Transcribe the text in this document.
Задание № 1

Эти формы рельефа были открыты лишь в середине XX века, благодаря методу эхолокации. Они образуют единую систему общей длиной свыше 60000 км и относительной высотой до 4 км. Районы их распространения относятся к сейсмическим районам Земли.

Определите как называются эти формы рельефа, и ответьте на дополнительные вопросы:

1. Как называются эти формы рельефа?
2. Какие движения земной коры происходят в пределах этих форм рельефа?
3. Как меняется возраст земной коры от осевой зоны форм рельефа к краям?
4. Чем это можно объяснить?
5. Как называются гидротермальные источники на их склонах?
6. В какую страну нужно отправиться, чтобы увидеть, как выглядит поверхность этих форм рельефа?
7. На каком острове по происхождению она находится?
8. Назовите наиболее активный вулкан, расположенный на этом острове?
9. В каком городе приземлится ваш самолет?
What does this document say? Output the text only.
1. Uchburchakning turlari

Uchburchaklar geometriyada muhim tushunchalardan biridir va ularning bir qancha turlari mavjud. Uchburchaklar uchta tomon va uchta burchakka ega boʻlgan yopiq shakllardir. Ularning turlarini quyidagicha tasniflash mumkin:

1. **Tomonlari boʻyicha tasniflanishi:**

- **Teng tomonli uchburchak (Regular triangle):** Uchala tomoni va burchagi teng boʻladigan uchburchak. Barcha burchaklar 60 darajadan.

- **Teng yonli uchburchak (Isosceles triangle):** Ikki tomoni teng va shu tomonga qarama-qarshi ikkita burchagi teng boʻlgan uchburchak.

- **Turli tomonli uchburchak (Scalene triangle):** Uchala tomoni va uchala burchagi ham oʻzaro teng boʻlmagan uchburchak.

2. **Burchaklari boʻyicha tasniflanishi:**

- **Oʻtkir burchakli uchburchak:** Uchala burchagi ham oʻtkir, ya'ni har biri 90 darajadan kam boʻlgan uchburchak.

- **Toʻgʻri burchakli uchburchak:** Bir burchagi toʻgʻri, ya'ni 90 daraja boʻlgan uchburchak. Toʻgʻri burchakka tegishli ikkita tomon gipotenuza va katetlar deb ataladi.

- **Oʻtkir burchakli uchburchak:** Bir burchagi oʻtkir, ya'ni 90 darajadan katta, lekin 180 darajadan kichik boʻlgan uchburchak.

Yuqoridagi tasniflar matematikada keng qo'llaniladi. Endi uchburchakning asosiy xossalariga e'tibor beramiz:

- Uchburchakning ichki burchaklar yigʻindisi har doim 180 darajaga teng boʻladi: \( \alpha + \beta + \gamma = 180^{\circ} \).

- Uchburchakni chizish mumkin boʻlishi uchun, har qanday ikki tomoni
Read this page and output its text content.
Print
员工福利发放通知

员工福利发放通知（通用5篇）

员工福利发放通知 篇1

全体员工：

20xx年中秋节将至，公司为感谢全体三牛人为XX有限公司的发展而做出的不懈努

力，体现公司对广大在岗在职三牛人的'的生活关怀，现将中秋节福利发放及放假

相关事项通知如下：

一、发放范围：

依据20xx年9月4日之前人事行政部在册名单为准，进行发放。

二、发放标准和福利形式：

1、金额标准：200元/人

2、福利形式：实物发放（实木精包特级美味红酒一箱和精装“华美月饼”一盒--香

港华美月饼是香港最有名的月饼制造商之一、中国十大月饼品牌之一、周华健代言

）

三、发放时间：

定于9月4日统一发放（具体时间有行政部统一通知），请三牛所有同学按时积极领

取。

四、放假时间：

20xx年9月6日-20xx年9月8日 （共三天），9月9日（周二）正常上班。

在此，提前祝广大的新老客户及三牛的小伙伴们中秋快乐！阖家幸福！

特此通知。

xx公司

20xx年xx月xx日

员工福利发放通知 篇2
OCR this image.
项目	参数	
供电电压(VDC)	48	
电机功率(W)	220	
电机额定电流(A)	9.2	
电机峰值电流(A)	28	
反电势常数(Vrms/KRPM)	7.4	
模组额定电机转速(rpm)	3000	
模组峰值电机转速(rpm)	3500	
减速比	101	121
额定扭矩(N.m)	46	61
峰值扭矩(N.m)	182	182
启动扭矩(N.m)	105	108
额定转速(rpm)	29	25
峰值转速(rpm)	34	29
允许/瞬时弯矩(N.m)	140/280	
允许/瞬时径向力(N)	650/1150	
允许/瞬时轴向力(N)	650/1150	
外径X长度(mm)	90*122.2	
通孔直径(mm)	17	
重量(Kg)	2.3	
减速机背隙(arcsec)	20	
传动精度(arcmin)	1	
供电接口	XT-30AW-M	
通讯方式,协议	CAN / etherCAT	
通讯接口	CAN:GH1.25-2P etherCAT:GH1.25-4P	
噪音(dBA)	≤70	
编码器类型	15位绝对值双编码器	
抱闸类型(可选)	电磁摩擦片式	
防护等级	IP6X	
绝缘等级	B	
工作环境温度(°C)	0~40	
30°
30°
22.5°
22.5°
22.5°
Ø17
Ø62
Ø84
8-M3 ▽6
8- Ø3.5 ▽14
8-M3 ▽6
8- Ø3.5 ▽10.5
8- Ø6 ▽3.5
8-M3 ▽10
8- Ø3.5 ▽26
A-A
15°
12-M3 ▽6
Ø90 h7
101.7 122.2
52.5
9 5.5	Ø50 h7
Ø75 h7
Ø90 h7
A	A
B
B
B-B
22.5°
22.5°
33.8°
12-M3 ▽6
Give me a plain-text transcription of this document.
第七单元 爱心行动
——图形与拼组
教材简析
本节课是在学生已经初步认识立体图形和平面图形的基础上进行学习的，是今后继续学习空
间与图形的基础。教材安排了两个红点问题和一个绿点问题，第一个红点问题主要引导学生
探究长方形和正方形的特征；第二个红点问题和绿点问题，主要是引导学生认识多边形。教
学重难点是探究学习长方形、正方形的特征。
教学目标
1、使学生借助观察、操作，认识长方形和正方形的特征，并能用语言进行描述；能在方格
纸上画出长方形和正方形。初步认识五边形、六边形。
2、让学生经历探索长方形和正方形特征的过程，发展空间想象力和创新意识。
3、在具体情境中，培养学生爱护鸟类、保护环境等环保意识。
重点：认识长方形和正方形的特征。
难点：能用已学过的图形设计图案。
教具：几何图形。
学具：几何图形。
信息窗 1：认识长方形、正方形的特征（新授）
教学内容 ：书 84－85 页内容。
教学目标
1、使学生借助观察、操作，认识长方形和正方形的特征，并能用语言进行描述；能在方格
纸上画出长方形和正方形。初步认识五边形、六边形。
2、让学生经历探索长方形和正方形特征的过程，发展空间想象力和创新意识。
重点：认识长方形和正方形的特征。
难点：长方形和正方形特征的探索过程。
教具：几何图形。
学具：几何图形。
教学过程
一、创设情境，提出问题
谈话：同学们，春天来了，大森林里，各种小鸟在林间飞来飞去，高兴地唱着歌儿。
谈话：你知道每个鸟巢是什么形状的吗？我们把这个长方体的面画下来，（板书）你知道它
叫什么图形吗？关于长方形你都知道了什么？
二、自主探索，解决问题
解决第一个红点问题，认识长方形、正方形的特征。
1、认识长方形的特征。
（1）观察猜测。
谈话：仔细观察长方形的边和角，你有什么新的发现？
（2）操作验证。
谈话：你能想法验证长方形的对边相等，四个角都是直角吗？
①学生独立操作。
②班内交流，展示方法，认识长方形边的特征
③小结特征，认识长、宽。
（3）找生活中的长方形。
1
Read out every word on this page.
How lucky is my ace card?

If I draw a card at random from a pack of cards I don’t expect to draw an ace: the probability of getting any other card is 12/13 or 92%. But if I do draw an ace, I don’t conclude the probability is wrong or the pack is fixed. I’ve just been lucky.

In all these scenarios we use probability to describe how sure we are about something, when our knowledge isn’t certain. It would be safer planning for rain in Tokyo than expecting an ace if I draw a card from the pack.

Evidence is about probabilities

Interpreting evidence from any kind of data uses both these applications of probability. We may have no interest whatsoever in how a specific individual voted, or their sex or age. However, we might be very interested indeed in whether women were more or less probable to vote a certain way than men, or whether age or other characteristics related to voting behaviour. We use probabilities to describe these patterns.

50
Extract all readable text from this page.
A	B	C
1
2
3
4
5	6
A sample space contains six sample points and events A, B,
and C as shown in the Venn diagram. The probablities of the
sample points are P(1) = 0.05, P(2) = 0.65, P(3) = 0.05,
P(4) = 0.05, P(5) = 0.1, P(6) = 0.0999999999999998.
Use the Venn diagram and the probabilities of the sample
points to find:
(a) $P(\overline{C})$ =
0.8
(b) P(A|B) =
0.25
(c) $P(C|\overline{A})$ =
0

===

GIVEN PROBLEM
Copy down every line of the entries containing the word "рельефа".

OUTPUT OF THE TASK
Эти формы рельефа были открыты лишь в середине XX века, благодаря методу эхолокации. Они образуют единую систему общей длиной свыше 60000 км и относительной высотой до 4 км. Районы их распространения относятся к сейсмическим районам Земли.
Определите как называются эти формы рельефа, и ответьте на дополнительные вопросы:
1. Как называются эти формы рельефа?
2. Какие движения земной коры происходят в пределах этих форм рельефа?
3. Как меняется возраст земной коры от осевой зоны форм рельефа к краям?
6. В какую страну нужно отправиться, чтобы увидеть, как выглядит поверхность этих форм рельефа?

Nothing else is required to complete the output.